START

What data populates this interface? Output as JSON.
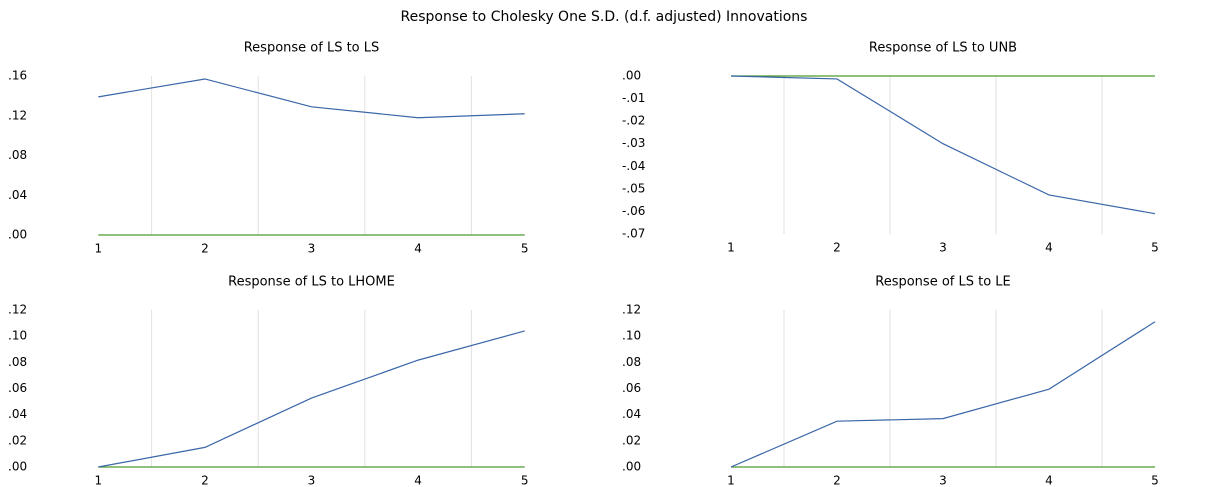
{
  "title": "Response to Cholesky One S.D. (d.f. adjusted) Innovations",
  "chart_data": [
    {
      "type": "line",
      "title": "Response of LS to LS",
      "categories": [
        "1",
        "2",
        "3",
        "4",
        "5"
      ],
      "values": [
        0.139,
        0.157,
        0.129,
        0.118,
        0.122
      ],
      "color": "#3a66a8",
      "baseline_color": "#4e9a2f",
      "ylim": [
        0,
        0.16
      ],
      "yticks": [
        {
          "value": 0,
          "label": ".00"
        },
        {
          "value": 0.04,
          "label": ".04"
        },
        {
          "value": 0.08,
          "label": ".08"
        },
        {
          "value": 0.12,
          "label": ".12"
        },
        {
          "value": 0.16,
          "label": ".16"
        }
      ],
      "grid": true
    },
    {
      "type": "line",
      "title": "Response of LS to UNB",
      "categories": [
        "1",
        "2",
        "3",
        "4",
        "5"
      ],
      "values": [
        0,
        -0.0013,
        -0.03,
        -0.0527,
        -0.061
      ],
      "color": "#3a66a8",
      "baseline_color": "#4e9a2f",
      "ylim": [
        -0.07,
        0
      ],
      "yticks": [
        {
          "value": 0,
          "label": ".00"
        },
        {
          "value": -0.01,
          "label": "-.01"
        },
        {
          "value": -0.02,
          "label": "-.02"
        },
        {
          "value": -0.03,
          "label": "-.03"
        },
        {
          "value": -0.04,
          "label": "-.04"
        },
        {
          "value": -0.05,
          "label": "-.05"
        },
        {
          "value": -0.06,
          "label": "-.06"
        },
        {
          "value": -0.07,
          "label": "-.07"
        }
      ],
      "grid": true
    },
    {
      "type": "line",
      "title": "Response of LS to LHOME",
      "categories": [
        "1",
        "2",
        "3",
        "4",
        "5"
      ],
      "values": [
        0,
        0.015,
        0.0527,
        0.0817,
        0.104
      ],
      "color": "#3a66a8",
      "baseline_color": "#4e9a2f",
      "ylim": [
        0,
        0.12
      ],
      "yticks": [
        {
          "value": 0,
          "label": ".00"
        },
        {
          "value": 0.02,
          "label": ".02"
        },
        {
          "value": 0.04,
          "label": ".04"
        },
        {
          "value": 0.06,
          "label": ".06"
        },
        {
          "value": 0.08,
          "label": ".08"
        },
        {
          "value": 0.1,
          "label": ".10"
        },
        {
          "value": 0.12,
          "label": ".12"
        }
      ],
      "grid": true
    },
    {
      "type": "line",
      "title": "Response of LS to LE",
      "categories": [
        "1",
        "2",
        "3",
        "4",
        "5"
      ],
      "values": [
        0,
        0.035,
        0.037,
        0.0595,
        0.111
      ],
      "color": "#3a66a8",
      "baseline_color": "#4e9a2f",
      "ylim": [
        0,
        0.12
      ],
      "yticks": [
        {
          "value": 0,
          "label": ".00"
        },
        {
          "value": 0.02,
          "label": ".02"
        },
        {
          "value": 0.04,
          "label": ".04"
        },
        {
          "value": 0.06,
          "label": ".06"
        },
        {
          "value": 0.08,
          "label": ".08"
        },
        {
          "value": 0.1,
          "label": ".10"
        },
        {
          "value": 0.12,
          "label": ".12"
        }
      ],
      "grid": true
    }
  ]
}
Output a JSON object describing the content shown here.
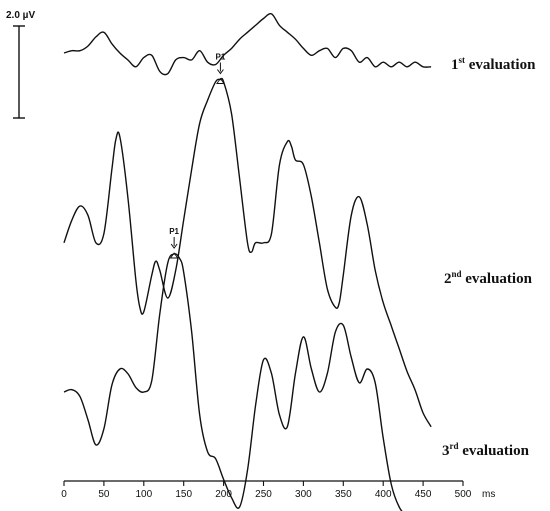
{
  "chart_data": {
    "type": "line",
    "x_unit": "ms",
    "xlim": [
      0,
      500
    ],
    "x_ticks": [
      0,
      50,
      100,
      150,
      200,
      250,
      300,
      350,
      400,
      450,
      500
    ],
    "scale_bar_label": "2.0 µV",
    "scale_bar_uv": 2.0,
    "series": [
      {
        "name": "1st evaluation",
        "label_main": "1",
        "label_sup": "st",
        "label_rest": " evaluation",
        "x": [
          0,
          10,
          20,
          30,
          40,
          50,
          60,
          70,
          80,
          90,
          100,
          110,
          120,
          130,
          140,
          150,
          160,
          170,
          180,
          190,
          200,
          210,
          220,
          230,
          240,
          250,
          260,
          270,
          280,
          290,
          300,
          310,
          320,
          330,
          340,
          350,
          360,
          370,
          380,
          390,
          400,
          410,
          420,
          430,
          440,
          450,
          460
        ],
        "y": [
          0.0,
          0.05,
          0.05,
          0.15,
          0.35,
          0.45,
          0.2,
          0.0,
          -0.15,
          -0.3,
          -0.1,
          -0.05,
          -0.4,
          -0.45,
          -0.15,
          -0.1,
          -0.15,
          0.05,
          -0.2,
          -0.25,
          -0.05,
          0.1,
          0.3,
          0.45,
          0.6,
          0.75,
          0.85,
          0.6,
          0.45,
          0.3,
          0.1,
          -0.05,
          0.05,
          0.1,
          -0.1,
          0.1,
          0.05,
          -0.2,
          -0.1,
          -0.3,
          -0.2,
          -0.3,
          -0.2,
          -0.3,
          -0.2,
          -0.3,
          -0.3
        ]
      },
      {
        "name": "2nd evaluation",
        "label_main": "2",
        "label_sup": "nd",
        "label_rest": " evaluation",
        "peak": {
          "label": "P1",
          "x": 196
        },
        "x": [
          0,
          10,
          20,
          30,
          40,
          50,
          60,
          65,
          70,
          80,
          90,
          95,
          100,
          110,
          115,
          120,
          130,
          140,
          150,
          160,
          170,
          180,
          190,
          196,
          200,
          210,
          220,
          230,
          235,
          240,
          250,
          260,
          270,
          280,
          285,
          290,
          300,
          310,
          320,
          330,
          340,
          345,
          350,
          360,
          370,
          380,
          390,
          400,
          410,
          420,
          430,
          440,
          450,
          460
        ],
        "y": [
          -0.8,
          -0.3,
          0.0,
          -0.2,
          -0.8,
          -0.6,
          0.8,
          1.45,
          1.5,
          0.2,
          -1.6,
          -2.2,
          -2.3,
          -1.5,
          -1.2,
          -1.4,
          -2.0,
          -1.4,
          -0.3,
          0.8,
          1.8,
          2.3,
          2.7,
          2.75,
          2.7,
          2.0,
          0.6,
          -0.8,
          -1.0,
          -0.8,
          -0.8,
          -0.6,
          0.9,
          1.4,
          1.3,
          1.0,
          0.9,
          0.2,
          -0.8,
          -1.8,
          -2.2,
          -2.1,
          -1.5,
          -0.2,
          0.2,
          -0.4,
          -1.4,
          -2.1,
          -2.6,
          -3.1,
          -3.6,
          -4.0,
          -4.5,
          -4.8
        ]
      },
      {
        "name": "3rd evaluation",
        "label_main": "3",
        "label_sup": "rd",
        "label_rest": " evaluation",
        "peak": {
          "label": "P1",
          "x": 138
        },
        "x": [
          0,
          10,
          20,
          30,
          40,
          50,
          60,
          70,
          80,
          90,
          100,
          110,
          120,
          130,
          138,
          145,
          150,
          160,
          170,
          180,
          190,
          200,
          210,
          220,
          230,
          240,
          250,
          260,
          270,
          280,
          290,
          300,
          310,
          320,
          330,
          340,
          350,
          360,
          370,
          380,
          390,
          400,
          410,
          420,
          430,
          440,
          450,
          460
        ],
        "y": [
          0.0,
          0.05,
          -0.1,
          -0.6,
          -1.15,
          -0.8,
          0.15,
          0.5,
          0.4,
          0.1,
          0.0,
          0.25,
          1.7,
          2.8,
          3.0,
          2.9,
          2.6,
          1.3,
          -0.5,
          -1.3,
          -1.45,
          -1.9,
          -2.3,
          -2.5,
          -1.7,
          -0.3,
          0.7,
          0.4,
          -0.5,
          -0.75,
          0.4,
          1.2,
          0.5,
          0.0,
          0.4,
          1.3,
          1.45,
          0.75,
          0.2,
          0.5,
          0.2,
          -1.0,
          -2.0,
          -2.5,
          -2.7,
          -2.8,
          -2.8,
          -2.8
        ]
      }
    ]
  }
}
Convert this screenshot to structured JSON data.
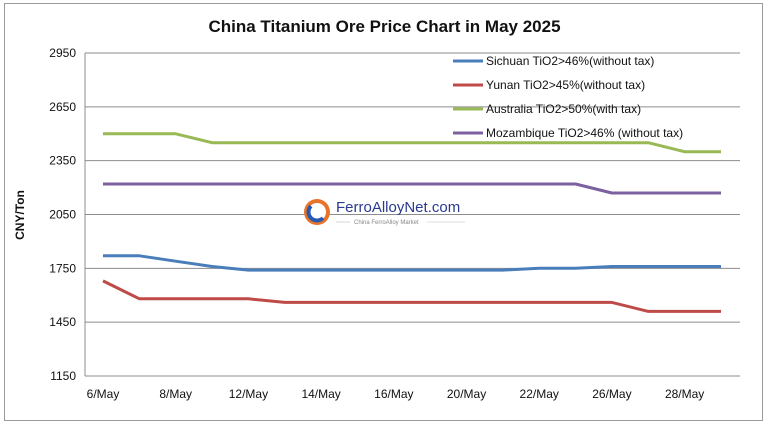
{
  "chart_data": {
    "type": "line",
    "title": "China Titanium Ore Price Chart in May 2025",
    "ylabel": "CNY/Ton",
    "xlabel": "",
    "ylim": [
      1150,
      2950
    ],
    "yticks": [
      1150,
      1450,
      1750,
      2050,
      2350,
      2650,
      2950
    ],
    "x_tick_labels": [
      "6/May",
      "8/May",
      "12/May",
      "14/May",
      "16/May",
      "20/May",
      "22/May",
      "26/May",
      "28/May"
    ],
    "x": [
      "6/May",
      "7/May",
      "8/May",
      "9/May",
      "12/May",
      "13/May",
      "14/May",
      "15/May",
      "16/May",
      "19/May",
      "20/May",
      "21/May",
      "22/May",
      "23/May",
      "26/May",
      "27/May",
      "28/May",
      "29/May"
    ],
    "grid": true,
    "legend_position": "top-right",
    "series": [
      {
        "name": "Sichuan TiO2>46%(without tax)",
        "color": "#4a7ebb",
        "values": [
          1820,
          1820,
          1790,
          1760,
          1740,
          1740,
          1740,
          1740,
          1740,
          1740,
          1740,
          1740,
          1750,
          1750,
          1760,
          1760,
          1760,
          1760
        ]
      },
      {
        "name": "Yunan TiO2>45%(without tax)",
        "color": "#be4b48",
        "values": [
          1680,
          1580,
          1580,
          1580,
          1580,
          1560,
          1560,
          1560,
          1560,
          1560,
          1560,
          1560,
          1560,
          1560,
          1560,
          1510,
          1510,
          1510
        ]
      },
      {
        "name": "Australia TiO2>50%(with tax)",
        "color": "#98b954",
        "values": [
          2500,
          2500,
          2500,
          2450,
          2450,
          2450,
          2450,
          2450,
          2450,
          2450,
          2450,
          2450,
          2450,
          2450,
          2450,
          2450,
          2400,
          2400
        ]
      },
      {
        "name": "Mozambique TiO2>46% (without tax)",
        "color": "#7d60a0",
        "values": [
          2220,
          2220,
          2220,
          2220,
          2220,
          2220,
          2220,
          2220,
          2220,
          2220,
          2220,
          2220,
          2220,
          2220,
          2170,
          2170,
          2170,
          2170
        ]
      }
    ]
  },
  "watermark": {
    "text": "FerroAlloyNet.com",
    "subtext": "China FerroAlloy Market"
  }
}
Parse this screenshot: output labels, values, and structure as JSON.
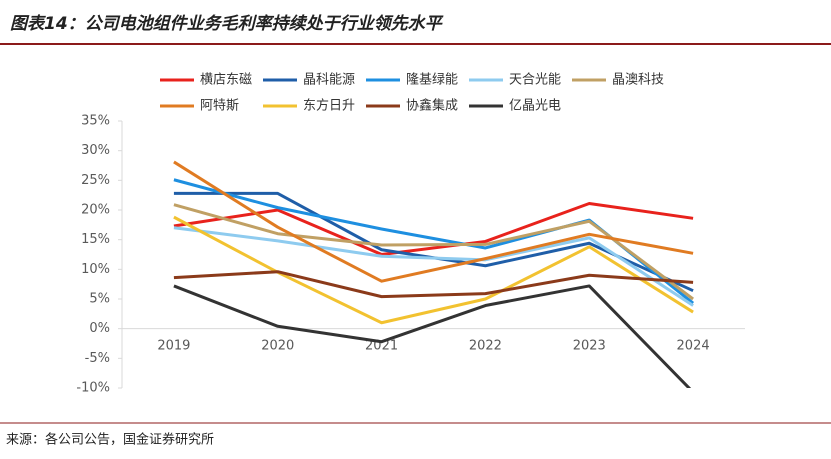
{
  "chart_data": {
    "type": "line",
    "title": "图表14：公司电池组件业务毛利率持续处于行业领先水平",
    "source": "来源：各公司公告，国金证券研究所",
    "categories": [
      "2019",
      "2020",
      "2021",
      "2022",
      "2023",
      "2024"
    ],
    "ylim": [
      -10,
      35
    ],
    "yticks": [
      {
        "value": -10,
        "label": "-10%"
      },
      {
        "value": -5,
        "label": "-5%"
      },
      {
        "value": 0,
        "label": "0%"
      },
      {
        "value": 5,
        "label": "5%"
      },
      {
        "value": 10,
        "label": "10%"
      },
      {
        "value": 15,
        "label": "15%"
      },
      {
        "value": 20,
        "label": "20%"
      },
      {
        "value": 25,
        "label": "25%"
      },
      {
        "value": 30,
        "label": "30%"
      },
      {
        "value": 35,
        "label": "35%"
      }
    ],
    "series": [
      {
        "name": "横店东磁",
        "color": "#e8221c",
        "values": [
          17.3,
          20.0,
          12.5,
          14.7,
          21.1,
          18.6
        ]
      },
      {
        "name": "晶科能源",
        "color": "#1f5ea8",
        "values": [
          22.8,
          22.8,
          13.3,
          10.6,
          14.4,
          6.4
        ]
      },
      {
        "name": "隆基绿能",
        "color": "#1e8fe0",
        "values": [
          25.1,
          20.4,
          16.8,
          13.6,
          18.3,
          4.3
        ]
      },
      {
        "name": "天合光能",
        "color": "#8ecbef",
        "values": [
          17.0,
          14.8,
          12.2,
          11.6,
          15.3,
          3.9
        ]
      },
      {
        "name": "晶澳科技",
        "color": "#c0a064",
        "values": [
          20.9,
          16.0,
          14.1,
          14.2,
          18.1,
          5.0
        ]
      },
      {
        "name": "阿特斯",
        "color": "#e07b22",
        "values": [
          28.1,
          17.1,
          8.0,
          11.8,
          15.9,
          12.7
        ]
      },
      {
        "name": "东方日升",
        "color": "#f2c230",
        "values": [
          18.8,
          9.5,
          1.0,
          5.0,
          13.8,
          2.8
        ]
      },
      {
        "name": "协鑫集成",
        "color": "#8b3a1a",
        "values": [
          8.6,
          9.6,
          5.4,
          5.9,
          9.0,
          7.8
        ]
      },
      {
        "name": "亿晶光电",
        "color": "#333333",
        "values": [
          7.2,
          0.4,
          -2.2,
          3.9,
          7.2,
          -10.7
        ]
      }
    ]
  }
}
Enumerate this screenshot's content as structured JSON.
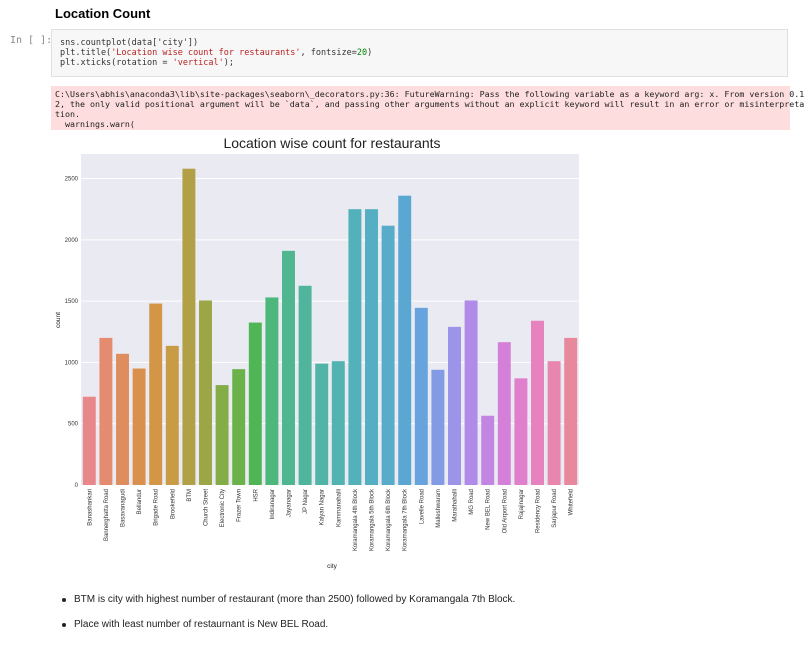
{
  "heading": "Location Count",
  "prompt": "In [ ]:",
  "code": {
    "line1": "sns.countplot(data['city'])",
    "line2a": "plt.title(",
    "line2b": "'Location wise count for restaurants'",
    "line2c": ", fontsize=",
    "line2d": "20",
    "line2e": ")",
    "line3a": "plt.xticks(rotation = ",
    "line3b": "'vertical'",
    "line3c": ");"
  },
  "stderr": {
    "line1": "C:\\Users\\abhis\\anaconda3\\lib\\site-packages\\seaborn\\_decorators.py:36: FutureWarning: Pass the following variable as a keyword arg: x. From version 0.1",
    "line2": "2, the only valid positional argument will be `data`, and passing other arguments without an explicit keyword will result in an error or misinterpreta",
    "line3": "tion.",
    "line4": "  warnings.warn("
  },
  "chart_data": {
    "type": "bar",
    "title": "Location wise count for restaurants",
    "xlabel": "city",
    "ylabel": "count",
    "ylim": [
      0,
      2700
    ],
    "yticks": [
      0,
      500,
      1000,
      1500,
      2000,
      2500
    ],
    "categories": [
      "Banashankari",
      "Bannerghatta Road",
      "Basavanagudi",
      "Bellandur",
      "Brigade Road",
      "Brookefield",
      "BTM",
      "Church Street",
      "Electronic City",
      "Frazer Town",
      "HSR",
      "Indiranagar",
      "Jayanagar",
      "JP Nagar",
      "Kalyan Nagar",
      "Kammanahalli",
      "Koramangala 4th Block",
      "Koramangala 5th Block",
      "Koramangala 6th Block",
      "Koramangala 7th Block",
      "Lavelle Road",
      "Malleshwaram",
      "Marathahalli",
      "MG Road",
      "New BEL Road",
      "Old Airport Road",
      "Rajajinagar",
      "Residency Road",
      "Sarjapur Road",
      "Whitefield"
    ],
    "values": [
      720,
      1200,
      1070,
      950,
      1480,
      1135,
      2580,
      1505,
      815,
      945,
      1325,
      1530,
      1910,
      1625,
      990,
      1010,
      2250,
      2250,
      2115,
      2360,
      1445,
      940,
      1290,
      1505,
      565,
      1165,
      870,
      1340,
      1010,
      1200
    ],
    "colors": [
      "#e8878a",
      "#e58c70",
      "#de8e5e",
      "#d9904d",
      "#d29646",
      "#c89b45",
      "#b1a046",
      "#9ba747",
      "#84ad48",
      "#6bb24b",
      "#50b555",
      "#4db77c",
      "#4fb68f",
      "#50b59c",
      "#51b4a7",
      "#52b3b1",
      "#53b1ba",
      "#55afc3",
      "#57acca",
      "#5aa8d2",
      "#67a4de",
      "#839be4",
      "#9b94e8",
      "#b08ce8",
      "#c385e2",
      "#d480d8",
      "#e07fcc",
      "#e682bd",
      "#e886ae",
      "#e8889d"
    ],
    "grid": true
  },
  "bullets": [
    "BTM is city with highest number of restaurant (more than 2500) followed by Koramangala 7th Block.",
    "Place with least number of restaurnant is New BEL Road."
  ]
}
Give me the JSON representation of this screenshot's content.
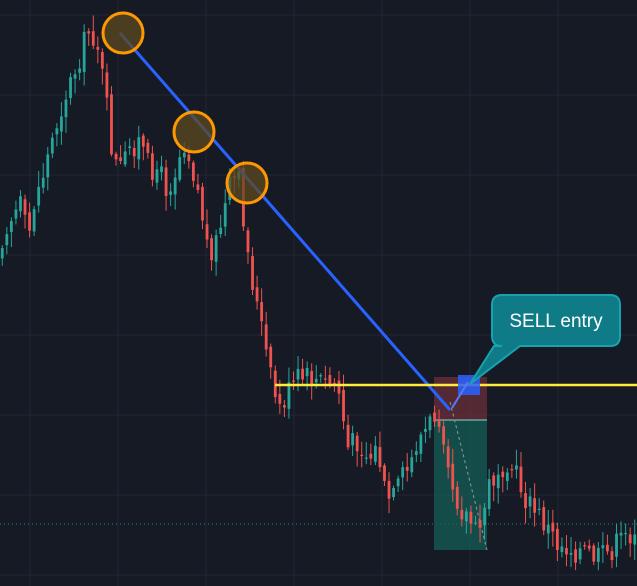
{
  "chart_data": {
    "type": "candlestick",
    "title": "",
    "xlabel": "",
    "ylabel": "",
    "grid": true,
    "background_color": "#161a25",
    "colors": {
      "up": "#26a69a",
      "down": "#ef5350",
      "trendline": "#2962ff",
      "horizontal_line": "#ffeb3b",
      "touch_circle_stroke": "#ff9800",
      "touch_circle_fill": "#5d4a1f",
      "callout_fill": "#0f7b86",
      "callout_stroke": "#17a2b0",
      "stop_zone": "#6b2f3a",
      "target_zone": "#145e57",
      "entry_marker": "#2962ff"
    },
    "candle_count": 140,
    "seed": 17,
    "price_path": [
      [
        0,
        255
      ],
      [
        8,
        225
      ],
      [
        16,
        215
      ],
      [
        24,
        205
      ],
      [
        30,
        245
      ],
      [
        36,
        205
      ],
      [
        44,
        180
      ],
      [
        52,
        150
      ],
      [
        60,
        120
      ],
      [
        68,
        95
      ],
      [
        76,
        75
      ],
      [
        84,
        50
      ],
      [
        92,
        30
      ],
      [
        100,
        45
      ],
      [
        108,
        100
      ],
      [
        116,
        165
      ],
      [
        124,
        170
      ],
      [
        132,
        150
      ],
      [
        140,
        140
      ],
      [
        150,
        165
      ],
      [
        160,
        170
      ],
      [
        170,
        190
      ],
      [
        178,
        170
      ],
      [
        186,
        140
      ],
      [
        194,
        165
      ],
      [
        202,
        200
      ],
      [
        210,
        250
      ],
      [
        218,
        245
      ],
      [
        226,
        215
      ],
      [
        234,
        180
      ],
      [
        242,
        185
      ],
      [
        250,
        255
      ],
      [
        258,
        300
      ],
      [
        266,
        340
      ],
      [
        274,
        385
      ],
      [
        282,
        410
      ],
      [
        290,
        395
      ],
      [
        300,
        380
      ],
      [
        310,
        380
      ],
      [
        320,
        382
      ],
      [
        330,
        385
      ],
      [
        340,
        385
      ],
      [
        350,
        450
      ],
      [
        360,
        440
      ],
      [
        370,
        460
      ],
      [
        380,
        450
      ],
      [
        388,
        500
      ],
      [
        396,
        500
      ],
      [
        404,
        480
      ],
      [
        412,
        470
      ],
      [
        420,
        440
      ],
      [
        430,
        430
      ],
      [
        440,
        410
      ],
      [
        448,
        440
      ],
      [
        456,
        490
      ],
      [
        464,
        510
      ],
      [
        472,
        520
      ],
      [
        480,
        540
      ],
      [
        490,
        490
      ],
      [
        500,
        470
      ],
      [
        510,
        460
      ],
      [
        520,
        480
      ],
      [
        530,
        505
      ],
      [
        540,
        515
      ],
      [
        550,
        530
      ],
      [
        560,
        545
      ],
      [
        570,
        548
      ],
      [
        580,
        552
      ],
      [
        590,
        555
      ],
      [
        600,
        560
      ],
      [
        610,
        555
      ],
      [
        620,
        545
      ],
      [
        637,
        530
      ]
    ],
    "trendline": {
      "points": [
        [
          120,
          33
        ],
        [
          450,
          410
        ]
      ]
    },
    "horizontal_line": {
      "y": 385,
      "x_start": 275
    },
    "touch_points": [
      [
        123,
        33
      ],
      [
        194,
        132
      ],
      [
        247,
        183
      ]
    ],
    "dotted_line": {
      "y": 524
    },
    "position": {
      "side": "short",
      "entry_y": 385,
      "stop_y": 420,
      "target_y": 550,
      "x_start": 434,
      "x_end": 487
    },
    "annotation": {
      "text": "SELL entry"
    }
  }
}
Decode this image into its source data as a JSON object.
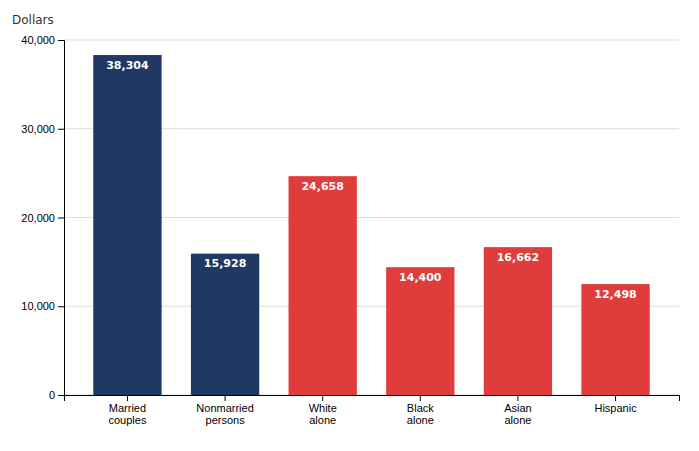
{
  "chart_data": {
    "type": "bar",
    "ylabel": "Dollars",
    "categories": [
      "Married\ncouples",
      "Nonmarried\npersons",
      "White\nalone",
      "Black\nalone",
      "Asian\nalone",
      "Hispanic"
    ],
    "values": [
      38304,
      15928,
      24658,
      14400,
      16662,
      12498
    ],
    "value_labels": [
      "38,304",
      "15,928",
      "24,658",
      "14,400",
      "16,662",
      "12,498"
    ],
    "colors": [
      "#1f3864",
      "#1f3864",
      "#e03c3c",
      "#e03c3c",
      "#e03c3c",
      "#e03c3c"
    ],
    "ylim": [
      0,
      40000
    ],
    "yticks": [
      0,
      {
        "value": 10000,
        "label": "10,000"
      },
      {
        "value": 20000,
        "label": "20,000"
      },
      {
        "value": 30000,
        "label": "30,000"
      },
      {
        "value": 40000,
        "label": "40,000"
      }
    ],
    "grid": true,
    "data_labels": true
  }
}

END

- [Work required]
Filter the entries and copy out every line with the word "China".

- [Response]
    "title": "China Titanium Ore Price Chart in May 2025",
    "subtext": "China FerroAlloy Market"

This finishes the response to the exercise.